### [Aim]
Repeat every record below exactly, leaving out the pictures.

Data records
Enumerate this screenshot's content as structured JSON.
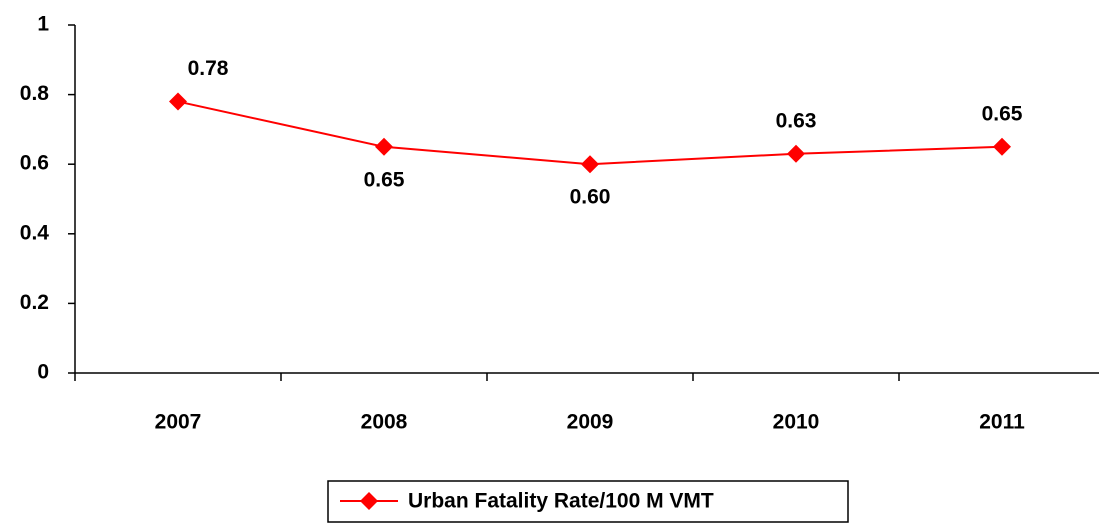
{
  "chart_data": {
    "type": "line",
    "categories": [
      "2007",
      "2008",
      "2009",
      "2010",
      "2011"
    ],
    "series": [
      {
        "name": "Urban Fatality Rate/100 M VMT",
        "color": "#ff0000",
        "values": [
          0.78,
          0.65,
          0.6,
          0.63,
          0.65
        ],
        "value_labels": [
          "0.78",
          "0.65",
          "0.60",
          "0.63",
          "0.65"
        ]
      }
    ],
    "ylim": [
      0,
      1
    ],
    "yticks": [
      0,
      0.2,
      0.4,
      0.6,
      0.8,
      1
    ],
    "legend": "bottom"
  }
}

### [Written solution]
Enumerate this screenshot's content as structured JSON.
{
  "chart_data": {
    "type": "line",
    "categories": [
      "2007",
      "2008",
      "2009",
      "2010",
      "2011"
    ],
    "series": [
      {
        "name": "Urban Fatality Rate/100 M VMT",
        "color": "#ff0000",
        "values": [
          0.78,
          0.65,
          0.6,
          0.63,
          0.65
        ],
        "value_labels": [
          "0.78",
          "0.65",
          "0.60",
          "0.63",
          "0.65"
        ]
      }
    ],
    "ylim": [
      0,
      1
    ],
    "yticks": [
      0,
      0.2,
      0.4,
      0.6,
      0.8,
      1
    ],
    "legend": "bottom"
  }
}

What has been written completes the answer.